▸ Passage
----------------------------------------

The United States Supreme Court handed down two controversial decisions on Monday that, together, embody the rightward shift of the court and the hesitation of justices to oppose some of America’s largest corporations.
The most important ruling from the Court on Monday was in a blockbuster case involving a class action lawsuit against Wal-Mart alleging gender discrimination. The case was the largest of its kind in history, filed ten years ago with over 1.5 million participants, all female Wal-Mart employees.
A lower court allowed the class action to proceed, but Wal-Mart, consistently ranked at or near the top of America’s largest corporate entities, fought to have the out thrown out because of the large number of participants.
NPR detailed the basics of the case.
The class action lawsuit was filed against Wal-Mart 10 years ago on behalf of a half-dozen female workers and 1.5 million other women in similar situations. A federal judge, after hearing evidence, certified the class to proceed to trial, and Wal-Mart appealed all the way to the Supreme Court, contending that the case is simply too big to be handled in one fell swoop.
Standing on the steps of the Supreme Court, Betty Dukes, the lead plaintiff, said Wal-Mart’s appeal is an attempt to “keep us out of court so the facts will not be presented to the public at large or before a sitting jury.”

----------------------------------------

▸ Given material
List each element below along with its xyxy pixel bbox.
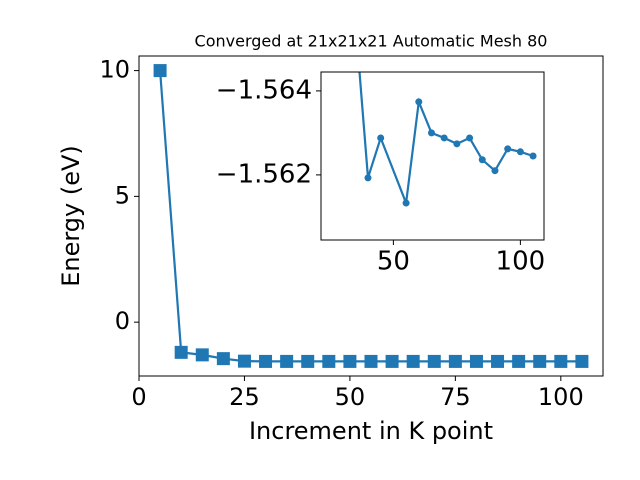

----------------------------------------

▸ Task instructions
1. Answer these about the article on the Wal-Mart case:
(a) How many women in total does the class action cover?
(b) Who is the lead plaintiff?
(c) How long ago was the lawsuit filed?
2. Write out the part of the Wal-Mart article between "The most important" and "number of participants.", inclusive.
3. Continue the article on the Supreme Court's Wal-Mart ruling from where it stops.

▸ Task-by-task answers
1.
(a) Over 1.5 million.
(b) Betty Dukes.
(c) Ten years ago.

2.
The most important ruling from the Court on Monday was in a blockbuster case involving a class action lawsuit against Wal-Mart alleging gender discrimination. The case was the largest of its kind in history, filed ten years ago with over 1.5 million participants, all female Wal-Mart employees.
A lower court allowed the class action to proceed, but Wal-Mart, consistently ranked at or near the top of America’s largest corporate entities, fought to have the out thrown out because of the large number of participants.

3.
Those facts, say the plaintiffs, show that when the case was filed 10 years ago, women held two-thirds of the lowest-level hourly jobs and only one-third of the management jobs; and that women were paid on average $1.16 less per hour than men in the same jobs, despite having more seniority and higher performance ratings.
Wal-Mart, however, hotly disputes those statistics, contending that there is no pay difference between men and women at 90 percent of its stores. And the company points to what it repeatedly calls its “strong policy” against discrimination.
Less than three months later, the Supreme Court has decided in Wal-Mart’s favor, ruling that the class action lawsuit was invalid because there needed to be more proof that the million-plus participants in the suit had grievances that were connected. The Christian Science Monitor described the ruling as a “major victory for Wal-Mart and much of corporate America,” a familiar refrain after many recent Supreme Court decisions.
Justice Antonin Scalia, writing the majority opinion, said that there needed to be “glue” that held the “alleged reasons” for discrimination by Wal-Mart together.
It’s a landmark decision that will forever alter the process of class action against businesses or corporations, making it much moire difficult for large numbers of citizens to collectively seek justice in a manner far more powerful than individual lawsuits.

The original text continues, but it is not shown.